• _Instructions to follow_: Transcribe every record that appears below, exactly and in full.

+++ Data for the task +++

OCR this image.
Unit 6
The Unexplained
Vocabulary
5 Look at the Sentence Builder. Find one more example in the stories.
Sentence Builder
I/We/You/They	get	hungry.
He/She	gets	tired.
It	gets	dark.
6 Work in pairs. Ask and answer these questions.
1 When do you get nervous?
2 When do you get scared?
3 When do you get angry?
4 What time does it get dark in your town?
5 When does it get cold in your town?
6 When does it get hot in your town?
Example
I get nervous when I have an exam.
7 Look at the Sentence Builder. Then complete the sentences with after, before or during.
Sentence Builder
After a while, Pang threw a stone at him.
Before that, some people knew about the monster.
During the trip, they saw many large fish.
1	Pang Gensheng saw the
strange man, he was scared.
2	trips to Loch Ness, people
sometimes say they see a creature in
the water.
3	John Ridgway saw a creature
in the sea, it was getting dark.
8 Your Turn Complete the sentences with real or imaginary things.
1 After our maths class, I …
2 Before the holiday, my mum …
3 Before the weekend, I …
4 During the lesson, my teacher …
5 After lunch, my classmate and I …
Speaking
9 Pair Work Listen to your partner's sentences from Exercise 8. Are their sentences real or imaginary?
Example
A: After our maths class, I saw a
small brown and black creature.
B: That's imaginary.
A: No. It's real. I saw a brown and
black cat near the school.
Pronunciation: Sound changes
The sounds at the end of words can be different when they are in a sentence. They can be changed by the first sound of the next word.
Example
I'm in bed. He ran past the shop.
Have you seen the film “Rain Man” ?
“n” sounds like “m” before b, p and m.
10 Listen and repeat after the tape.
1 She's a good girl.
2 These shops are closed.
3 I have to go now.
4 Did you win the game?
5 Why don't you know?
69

+++

• _Task answer_:
OCR this image.
Unit 6
The Unexplained
Vocabulary
5 Look at the Sentence Builder. Find one more example in the stories.
Sentence Builder
I/We/You/They	get	hungry.
He/She	gets	tired.
It	gets	dark.
6 Work in pairs. Ask and answer these questions.
1 When do you get nervous?
2 When do you get scared?
3 When do you get angry?
4 What time does it get dark in your town?
5 When does it get cold in your town?
6 When does it get hot in your town?
Example
I get nervous when I have an exam.
7 Look at the Sentence Builder. Then complete the sentences with after, before or during.
Sentence Builder
After a while, Pang threw a stone at him.
Before that, some people knew about the monster.
During the trip, they saw many large fish.
1	Pang Gensheng saw the
strange man, he was scared.
2	trips to Loch Ness, people
sometimes say they see a creature in
the water.
3	John Ridgway saw a creature
in the sea, it was getting dark.
8 Your Turn Complete the sentences with real or imaginary things.
1 After our maths class, I …
2 Before the holiday, my mum …
3 Before the weekend, I …
4 During the lesson, my teacher …
5 After lunch, my classmate and I …
Speaking
9 Pair Work Listen to your partner's sentences from Exercise 8. Are their sentences real or imaginary?
Example
A: After our maths class, I saw a
small brown and black creature.
B: That's imaginary.
A: No. It's real. I saw a brown and
black cat near the school.
Pronunciation: Sound changes
The sounds at the end of words can be different when they are in a sentence. They can be changed by the first sound of the next word.
Example
I'm in bed. He ran past the shop.
Have you seen the film “Rain Man” ?
“n” sounds like “m” before b, p and m.
10 Listen and repeat after the tape.
1 She's a good girl.
2 These shops are closed.
3 I have to go now.
4 Did you win the game?
5 Why don't you know?
69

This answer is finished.